Job: Will you extract the entries word for word? Images should not appear in the copy.

[Supplied data start]

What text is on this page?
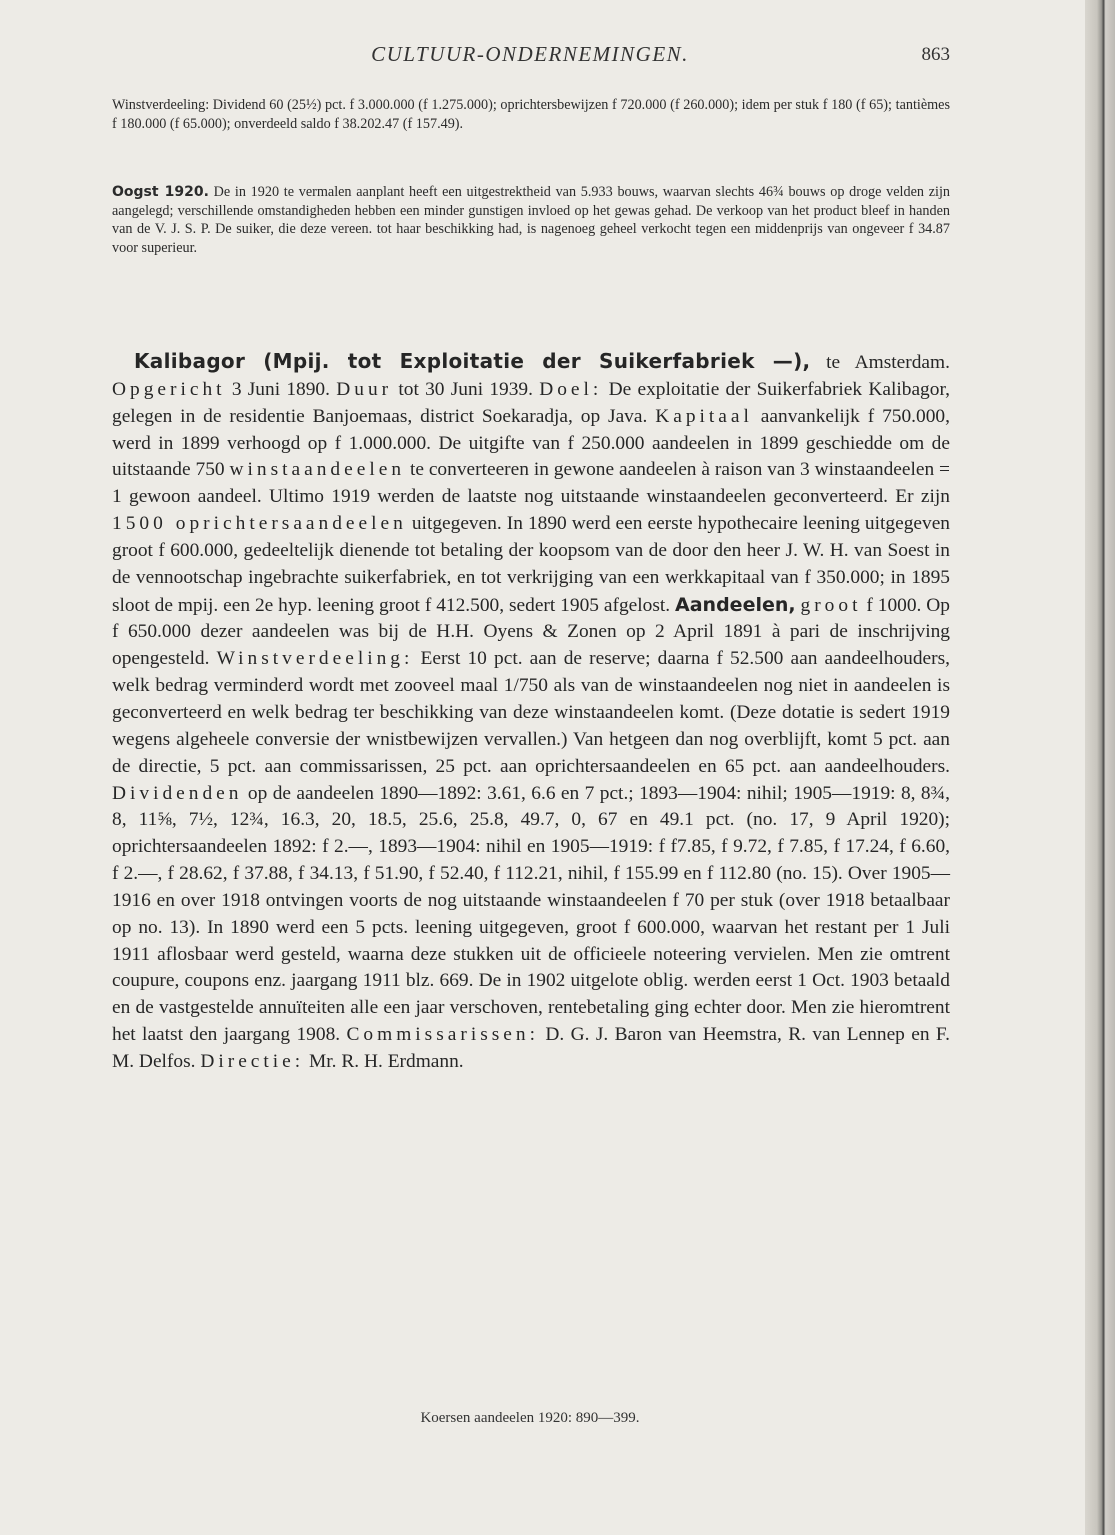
CULTUUR-ONDERNEMINGEN.	863

Winstverdeeling: Dividend 60 (25½) pct. f 3.000.000 (f 1.275.000); oprichtersbewijzen f 720.000 (f 260.000); idem per stuk f 180 (f 65); tantièmes f 180.000 (f 65.000); onverdeeld saldo f 38.202.47 (f 157.49).

Oogst 1920. De in 1920 te vermalen aanplant heeft een uitgestrektheid van 5.933 bouws, waarvan slechts 46¾ bouws op droge velden zijn aangelegd; verschillende omstandigheden hebben een minder gunstigen invloed op het gewas gehad. De verkoop van het product bleef in handen van de V. J. S. P. De suiker, die deze vereen. tot haar beschikking had, is nagenoeg geheel verkocht tegen een middenprijs van ongeveer f 34.87 voor superieur.

Kalibagor (Mpij. tot Exploitatie der Suikerfabriek —), te Amsterdam. Opgericht 3 Juni 1890. Duur tot 30 Juni 1939. Doel: De exploitatie der Suikerfabriek Kalibagor, gelegen in de residentie Banjoemaas, district Soekaradja, op Java. Kapitaal aanvankelijk f 750.000, werd in 1899 verhoogd op f 1.000.000. De uitgifte van f 250.000 aandeelen in 1899 geschiedde om de uitstaande 750 winstaandeelen te converteeren in gewone aandeelen à raison van 3 winstaandeelen = 1 gewoon aandeel. Ultimo 1919 werden de laatste nog uitstaande winstaandeelen geconverteerd. Er zijn 1500 oprichtersaandeelen uitgegeven. In 1890 werd een eerste hypothecaire leening uitgegeven groot f 600.000, gedeeltelijk dienende tot betaling der koopsom van de door den heer J. W. H. van Soest in de vennootschap ingebrachte suikerfabriek, en tot verkrijging van een werkkapitaal van f 350.000; in 1895 sloot de mpij. een 2e hyp. leening groot f 412.500, sedert 1905 afgelost. Aandeelen, groot f 1000. Op f 650.000 dezer aandeelen was bij de H.H. Oyens & Zonen op 2 April 1891 à pari de inschrijving opengesteld. Winstverdeeling: Eerst 10 pct. aan de reserve; daarna f 52.500 aan aandeelhouders, welk bedrag verminderd wordt met zooveel maal 1/750 als van de winstaandeelen nog niet in aandeelen is geconverteerd en welk bedrag ter beschikking van deze winstaandeelen komt. (Deze dotatie is sedert 1919 wegens algeheele conversie der wnistbewijzen vervallen.) Van hetgeen dan nog overblijft, komt 5 pct. aan de directie, 5 pct. aan commissarissen, 25 pct. aan oprichtersaandeelen en 65 pct. aan aandeelhouders. Dividenden op de aandeelen 1890—1892: 3.61, 6.6 en 7 pct.; 1893—1904: nihil; 1905—1919: 8, 8¾, 8, 11⅝, 7½, 12¾, 16.3, 20, 18.5, 25.6, 25.8, 49.7, 0, 67 en 49.1 pct. (no. 17, 9 April 1920); oprichtersaandeelen 1892: f 2.—, 1893—1904: nihil en 1905—1919: f f7.85, f 9.72, f 7.85, f 17.24, f 6.60, f 2.—, f 28.62, f 37.88, f 34.13, f 51.90, f 52.40, f 112.21, nihil, f 155.99 en f 112.80 (no. 15). Over 1905—1916 en over 1918 ontvingen voorts de nog uitstaande winstaandeelen f 70 per stuk (over 1918 betaalbaar op no. 13). In 1890 werd een 5 pcts. leening uitgegeven, groot f 600.000, waarvan het restant per 1 Juli 1911 aflosbaar werd gesteld, waarna deze stukken uit de officieele noteering vervielen. Men zie omtrent coupure, coupons enz. jaargang 1911 blz. 669. De in 1902 uitgelote oblig. werden eerst 1 Oct. 1903 betaald en de vastgestelde annuïteiten alle een jaar verschoven, rentebetaling ging echter door. Men zie hieromtrent het laatst den jaargang 1908. Commissarissen: D. G. J. Baron van Heemstra, R. van Lennep en F. M. Delfos. Directie: Mr. R. H. Erdmann.

Koersen aandeelen 1920: 890—399.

[Supplied data end]

Worked solution:
What text is on this page?
CULTUUR-ONDERNEMINGEN.	863

Winstverdeeling: Dividend 60 (25½) pct. f 3.000.000 (f 1.275.000); oprichtersbewijzen f 720.000 (f 260.000); idem per stuk f 180 (f 65); tantièmes f 180.000 (f 65.000); onverdeeld saldo f 38.202.47 (f 157.49).

Oogst 1920. De in 1920 te vermalen aanplant heeft een uitgestrektheid van 5.933 bouws, waarvan slechts 46¾ bouws op droge velden zijn aangelegd; verschillende omstandigheden hebben een minder gunstigen invloed op het gewas gehad. De verkoop van het product bleef in handen van de V. J. S. P. De suiker, die deze vereen. tot haar beschikking had, is nagenoeg geheel verkocht tegen een middenprijs van ongeveer f 34.87 voor superieur.

Kalibagor (Mpij. tot Exploitatie der Suikerfabriek —), te Amsterdam. Opgericht 3 Juni 1890. Duur tot 30 Juni 1939. Doel: De exploitatie der Suikerfabriek Kalibagor, gelegen in de residentie Banjoemaas, district Soekaradja, op Java. Kapitaal aanvankelijk f 750.000, werd in 1899 verhoogd op f 1.000.000. De uitgifte van f 250.000 aandeelen in 1899 geschiedde om de uitstaande 750 winstaandeelen te converteeren in gewone aandeelen à raison van 3 winstaandeelen = 1 gewoon aandeel. Ultimo 1919 werden de laatste nog uitstaande winstaandeelen geconverteerd. Er zijn 1500 oprichtersaandeelen uitgegeven. In 1890 werd een eerste hypothecaire leening uitgegeven groot f 600.000, gedeeltelijk dienende tot betaling der koopsom van de door den heer J. W. H. van Soest in de vennootschap ingebrachte suikerfabriek, en tot verkrijging van een werkkapitaal van f 350.000; in 1895 sloot de mpij. een 2e hyp. leening groot f 412.500, sedert 1905 afgelost. Aandeelen, groot f 1000. Op f 650.000 dezer aandeelen was bij de H.H. Oyens & Zonen op 2 April 1891 à pari de inschrijving opengesteld. Winstverdeeling: Eerst 10 pct. aan de reserve; daarna f 52.500 aan aandeelhouders, welk bedrag verminderd wordt met zooveel maal 1/750 als van de winstaandeelen nog niet in aandeelen is geconverteerd en welk bedrag ter beschikking van deze winstaandeelen komt. (Deze dotatie is sedert 1919 wegens algeheele conversie der wnistbewijzen vervallen.) Van hetgeen dan nog overblijft, komt 5 pct. aan de directie, 5 pct. aan commissarissen, 25 pct. aan oprichtersaandeelen en 65 pct. aan aandeelhouders. Dividenden op de aandeelen 1890—1892: 3.61, 6.6 en 7 pct.; 1893—1904: nihil; 1905—1919: 8, 8¾, 8, 11⅝, 7½, 12¾, 16.3, 20, 18.5, 25.6, 25.8, 49.7, 0, 67 en 49.1 pct. (no. 17, 9 April 1920); oprichtersaandeelen 1892: f 2.—, 1893—1904: nihil en 1905—1919: f f7.85, f 9.72, f 7.85, f 17.24, f 6.60, f 2.—, f 28.62, f 37.88, f 34.13, f 51.90, f 52.40, f 112.21, nihil, f 155.99 en f 112.80 (no. 15). Over 1905—1916 en over 1918 ontvingen voorts de nog uitstaande winstaandeelen f 70 per stuk (over 1918 betaalbaar op no. 13). In 1890 werd een 5 pcts. leening uitgegeven, groot f 600.000, waarvan het restant per 1 Juli 1911 aflosbaar werd gesteld, waarna deze stukken uit de officieele noteering vervielen. Men zie omtrent coupure, coupons enz. jaargang 1911 blz. 669. De in 1902 uitgelote oblig. werden eerst 1 Oct. 1903 betaald en de vastgestelde annuïteiten alle een jaar verschoven, rentebetaling ging echter door. Men zie hieromtrent het laatst den jaargang 1908. Commissarissen: D. G. J. Baron van Heemstra, R. van Lennep en F. M. Delfos. Directie: Mr. R. H. Erdmann.

Koersen aandeelen 1920: 890—399.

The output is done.